WORK TO DO:
Please write out the complete listing that follows, exactly as it reads.

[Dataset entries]
--- START ---
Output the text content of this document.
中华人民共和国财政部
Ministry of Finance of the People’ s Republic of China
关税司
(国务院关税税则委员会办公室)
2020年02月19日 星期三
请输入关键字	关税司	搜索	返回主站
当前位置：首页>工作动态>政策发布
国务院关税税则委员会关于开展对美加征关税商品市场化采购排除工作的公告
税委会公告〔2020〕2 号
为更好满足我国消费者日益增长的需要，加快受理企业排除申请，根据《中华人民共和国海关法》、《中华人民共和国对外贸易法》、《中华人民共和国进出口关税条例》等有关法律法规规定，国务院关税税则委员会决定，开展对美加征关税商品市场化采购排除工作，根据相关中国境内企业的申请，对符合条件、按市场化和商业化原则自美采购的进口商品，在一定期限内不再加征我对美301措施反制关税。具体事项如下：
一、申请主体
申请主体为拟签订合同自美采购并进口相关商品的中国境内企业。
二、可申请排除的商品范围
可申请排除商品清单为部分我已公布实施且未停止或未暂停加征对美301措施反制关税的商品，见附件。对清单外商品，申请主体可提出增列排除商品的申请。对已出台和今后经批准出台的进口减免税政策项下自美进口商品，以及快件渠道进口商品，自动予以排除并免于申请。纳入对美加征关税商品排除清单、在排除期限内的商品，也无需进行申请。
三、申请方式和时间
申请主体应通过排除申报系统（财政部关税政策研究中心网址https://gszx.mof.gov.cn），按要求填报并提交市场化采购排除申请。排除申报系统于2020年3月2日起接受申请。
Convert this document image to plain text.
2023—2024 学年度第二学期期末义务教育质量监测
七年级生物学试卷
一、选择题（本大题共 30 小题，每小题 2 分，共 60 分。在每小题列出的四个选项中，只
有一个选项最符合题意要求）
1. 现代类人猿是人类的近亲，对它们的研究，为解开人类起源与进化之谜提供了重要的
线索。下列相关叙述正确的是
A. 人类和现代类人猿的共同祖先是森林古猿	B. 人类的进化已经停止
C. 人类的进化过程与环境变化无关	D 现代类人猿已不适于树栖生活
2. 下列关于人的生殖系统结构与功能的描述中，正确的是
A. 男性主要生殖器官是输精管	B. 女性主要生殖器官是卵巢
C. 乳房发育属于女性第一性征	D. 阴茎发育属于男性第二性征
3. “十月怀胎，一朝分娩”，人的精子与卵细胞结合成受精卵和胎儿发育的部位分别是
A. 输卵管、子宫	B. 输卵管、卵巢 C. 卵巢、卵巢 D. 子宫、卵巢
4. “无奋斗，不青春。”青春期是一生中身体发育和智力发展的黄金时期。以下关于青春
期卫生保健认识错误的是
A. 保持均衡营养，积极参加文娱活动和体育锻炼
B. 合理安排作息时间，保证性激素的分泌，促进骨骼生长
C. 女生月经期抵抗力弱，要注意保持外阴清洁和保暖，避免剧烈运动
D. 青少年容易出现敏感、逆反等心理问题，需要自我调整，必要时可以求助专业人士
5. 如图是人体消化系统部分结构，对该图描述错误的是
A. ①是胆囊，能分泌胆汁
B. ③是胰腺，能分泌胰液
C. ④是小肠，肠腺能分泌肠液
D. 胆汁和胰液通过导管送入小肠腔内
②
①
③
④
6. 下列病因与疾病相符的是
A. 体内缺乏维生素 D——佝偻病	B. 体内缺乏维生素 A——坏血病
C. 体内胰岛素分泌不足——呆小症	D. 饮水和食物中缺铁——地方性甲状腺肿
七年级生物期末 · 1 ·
--- END ---
RESPONSE:
Output the text content of this document.
中华人民共和国财政部
Ministry of Finance of the People’ s Republic of China
关税司
(国务院关税税则委员会办公室)
2020年02月19日 星期三
请输入关键字	关税司	搜索	返回主站
当前位置：首页>工作动态>政策发布
国务院关税税则委员会关于开展对美加征关税商品市场化采购排除工作的公告
税委会公告〔2020〕2 号
为更好满足我国消费者日益增长的需要，加快受理企业排除申请，根据《中华人民共和国海关法》、《中华人民共和国对外贸易法》、《中华人民共和国进出口关税条例》等有关法律法规规定，国务院关税税则委员会决定，开展对美加征关税商品市场化采购排除工作，根据相关中国境内企业的申请，对符合条件、按市场化和商业化原则自美采购的进口商品，在一定期限内不再加征我对美301措施反制关税。具体事项如下：
一、申请主体
申请主体为拟签订合同自美采购并进口相关商品的中国境内企业。
二、可申请排除的商品范围
可申请排除商品清单为部分我已公布实施且未停止或未暂停加征对美301措施反制关税的商品，见附件。对清单外商品，申请主体可提出增列排除商品的申请。对已出台和今后经批准出台的进口减免税政策项下自美进口商品，以及快件渠道进口商品，自动予以排除并免于申请。纳入对美加征关税商品排除清单、在排除期限内的商品，也无需进行申请。
三、申请方式和时间
申请主体应通过排除申报系统（财政部关税政策研究中心网址https://gszx.mof.gov.cn），按要求填报并提交市场化采购排除申请。排除申报系统于2020年3月2日起接受申请。
Convert this document image to plain text.
2023—2024 学年度第二学期期末义务教育质量监测
七年级生物学试卷
一、选择题（本大题共 30 小题，每小题 2 分，共 60 分。在每小题列出的四个选项中，只
有一个选项最符合题意要求）
1. 现代类人猿是人类的近亲，对它们的研究，为解开人类起源与进化之谜提供了重要的
线索。下列相关叙述正确的是
A. 人类和现代类人猿的共同祖先是森林古猿	B. 人类的进化已经停止
C. 人类的进化过程与环境变化无关	D 现代类人猿已不适于树栖生活
2. 下列关于人的生殖系统结构与功能的描述中，正确的是
A. 男性主要生殖器官是输精管	B. 女性主要生殖器官是卵巢
C. 乳房发育属于女性第一性征	D. 阴茎发育属于男性第二性征
3. “十月怀胎，一朝分娩”，人的精子与卵细胞结合成受精卵和胎儿发育的部位分别是
A. 输卵管、子宫	B. 输卵管、卵巢 C. 卵巢、卵巢 D. 子宫、卵巢
4. “无奋斗，不青春。”青春期是一生中身体发育和智力发展的黄金时期。以下关于青春
期卫生保健认识错误的是
A. 保持均衡营养，积极参加文娱活动和体育锻炼
B. 合理安排作息时间，保证性激素的分泌，促进骨骼生长
C. 女生月经期抵抗力弱，要注意保持外阴清洁和保暖，避免剧烈运动
D. 青少年容易出现敏感、逆反等心理问题，需要自我调整，必要时可以求助专业人士
5. 如图是人体消化系统部分结构，对该图描述错误的是
A. ①是胆囊，能分泌胆汁
B. ③是胰腺，能分泌胰液
C. ④是小肠，肠腺能分泌肠液
D. 胆汁和胰液通过导管送入小肠腔内
②
①
③
④
6. 下列病因与疾病相符的是
A. 体内缺乏维生素 D——佝偻病	B. 体内缺乏维生素 A——坏血病
C. 体内胰岛素分泌不足——呆小症	D. 饮水和食物中缺铁——地方性甲状腺肿
七年级生物期末 · 1 ·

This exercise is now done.